_REQUIRED WORK_
From the line with "Transcribe the text in this document." to the final line of the records, reproduce every line exactly and only those lines.

-- -- --

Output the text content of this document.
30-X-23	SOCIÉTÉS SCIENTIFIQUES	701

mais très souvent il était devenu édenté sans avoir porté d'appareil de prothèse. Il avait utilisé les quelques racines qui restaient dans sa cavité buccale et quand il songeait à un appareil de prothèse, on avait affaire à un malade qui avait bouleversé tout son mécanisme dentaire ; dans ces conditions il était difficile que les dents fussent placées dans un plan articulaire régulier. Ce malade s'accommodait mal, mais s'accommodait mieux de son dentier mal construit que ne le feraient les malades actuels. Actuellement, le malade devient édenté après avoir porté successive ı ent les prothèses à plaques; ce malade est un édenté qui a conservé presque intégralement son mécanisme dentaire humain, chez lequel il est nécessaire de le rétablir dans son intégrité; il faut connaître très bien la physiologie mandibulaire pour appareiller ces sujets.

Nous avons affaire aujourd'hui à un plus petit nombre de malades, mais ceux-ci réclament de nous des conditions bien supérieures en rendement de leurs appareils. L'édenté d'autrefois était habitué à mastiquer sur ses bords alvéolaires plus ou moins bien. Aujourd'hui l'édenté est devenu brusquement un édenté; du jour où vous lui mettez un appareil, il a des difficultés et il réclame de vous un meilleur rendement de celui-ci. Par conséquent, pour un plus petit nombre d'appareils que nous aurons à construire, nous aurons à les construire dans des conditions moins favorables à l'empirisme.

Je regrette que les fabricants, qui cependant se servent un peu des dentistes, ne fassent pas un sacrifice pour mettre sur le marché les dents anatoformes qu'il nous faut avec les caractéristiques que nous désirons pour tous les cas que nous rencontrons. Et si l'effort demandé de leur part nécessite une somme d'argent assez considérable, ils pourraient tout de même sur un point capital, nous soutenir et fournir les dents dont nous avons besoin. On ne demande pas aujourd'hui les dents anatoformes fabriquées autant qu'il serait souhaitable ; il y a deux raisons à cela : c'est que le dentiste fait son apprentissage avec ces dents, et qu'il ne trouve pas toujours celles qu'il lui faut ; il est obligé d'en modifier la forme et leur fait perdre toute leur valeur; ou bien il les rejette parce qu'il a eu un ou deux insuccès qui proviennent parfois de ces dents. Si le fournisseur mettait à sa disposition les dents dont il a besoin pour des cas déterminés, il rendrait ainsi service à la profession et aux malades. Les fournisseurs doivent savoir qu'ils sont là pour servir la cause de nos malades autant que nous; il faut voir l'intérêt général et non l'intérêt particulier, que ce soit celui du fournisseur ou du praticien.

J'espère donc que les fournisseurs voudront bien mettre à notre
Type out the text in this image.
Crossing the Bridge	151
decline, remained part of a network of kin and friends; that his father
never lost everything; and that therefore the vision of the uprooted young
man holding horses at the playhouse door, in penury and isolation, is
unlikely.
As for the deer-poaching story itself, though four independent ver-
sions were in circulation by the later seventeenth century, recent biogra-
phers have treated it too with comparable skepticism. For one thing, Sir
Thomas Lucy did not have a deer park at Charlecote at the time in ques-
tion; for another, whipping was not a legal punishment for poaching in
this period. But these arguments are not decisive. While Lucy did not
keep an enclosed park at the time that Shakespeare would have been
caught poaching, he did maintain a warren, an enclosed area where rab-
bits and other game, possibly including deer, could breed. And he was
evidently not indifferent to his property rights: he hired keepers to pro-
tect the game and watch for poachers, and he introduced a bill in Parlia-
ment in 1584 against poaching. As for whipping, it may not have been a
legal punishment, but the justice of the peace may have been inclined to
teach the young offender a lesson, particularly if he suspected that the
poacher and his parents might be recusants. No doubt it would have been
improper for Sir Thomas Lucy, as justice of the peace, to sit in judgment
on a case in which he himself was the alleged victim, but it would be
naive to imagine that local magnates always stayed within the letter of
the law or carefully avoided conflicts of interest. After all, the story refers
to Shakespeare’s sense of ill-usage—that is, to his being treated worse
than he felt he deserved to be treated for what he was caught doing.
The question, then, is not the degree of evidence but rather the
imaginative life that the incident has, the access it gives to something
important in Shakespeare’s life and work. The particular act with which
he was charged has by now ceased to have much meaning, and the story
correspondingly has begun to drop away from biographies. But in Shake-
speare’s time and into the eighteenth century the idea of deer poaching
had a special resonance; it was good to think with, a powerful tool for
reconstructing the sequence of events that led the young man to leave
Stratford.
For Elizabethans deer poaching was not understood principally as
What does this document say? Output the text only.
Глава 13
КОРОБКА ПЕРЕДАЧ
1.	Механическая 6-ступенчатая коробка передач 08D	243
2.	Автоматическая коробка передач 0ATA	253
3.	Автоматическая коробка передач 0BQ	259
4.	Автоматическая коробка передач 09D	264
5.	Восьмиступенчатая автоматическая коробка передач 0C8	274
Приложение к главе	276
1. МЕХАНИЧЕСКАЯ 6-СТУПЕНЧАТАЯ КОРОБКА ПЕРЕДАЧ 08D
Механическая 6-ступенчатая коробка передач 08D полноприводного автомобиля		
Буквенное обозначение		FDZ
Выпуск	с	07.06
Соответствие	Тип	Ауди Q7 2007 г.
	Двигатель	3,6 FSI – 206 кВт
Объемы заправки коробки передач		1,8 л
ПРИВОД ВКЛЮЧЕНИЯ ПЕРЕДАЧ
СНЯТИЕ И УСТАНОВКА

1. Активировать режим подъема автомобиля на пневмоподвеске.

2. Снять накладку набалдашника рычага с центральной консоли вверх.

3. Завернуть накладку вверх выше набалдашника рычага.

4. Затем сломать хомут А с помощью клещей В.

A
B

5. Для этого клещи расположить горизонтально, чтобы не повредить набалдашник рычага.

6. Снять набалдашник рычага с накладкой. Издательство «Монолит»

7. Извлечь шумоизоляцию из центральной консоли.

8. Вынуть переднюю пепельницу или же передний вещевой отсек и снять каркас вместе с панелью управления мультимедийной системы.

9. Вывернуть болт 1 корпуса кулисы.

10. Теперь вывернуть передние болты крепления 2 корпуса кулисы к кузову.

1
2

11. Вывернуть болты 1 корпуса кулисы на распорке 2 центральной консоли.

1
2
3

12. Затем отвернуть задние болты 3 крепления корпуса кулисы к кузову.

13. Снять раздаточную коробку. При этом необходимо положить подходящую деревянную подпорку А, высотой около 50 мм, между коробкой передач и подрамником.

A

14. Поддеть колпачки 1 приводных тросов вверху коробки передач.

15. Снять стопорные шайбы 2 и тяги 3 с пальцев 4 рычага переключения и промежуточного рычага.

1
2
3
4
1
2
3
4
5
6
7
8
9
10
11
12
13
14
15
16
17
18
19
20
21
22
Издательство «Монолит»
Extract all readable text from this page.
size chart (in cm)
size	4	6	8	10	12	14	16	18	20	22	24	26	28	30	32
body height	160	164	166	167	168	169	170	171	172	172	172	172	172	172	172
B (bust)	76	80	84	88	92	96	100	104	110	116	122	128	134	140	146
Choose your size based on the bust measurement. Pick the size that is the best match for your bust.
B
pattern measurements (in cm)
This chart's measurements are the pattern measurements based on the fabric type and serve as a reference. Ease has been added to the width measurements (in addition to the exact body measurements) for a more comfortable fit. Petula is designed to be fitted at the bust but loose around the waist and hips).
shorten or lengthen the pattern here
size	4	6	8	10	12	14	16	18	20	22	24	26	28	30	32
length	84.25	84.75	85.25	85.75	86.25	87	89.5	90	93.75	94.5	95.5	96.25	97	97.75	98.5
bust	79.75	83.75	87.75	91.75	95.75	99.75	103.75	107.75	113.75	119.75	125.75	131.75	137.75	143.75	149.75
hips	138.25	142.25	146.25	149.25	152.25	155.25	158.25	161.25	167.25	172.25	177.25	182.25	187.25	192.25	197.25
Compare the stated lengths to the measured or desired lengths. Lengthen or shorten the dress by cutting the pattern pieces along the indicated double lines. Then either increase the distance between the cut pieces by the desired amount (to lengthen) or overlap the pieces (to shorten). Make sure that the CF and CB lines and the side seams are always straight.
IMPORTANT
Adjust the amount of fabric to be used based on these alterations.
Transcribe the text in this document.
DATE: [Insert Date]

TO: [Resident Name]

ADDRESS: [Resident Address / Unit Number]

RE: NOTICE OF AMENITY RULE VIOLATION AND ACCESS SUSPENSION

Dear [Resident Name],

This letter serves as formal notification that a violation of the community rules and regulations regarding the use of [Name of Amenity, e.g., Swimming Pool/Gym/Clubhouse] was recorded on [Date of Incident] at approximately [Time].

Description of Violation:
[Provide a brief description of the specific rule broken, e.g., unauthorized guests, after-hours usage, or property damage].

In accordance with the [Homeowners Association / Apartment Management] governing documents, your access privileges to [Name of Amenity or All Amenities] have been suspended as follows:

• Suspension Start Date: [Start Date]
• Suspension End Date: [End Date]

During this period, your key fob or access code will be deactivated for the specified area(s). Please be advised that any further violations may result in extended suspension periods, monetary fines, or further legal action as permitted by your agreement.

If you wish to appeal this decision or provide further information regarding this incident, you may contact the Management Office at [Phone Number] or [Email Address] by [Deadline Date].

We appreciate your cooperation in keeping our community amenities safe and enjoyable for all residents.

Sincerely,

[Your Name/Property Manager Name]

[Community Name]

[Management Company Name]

-- -- --

_SOLUTION FOR THIS EXERCISE_
Transcribe the text in this document.
DATE: [Insert Date]

TO: [Resident Name]

ADDRESS: [Resident Address / Unit Number]

RE: NOTICE OF AMENITY RULE VIOLATION AND ACCESS SUSPENSION

Dear [Resident Name],

This letter serves as formal notification that a violation of the community rules and regulations regarding the use of [Name of Amenity, e.g., Swimming Pool/Gym/Clubhouse] was recorded on [Date of Incident] at approximately [Time].

Description of Violation:
[Provide a brief description of the specific rule broken, e.g., unauthorized guests, after-hours usage, or property damage].

In accordance with the [Homeowners Association / Apartment Management] governing documents, your access privileges to [Name of Amenity or All Amenities] have been suspended as follows:

• Suspension Start Date: [Start Date]
• Suspension End Date: [End Date]

During this period, your key fob or access code will be deactivated for the specified area(s). Please be advised that any further violations may result in extended suspension periods, monetary fines, or further legal action as permitted by your agreement.

If you wish to appeal this decision or provide further information regarding this incident, you may contact the Management Office at [Phone Number] or [Email Address] by [Deadline Date].

We appreciate your cooperation in keeping our community amenities safe and enjoyable for all residents.

Sincerely,

[Your Name/Property Manager Name]

[Community Name]

[Management Company Name]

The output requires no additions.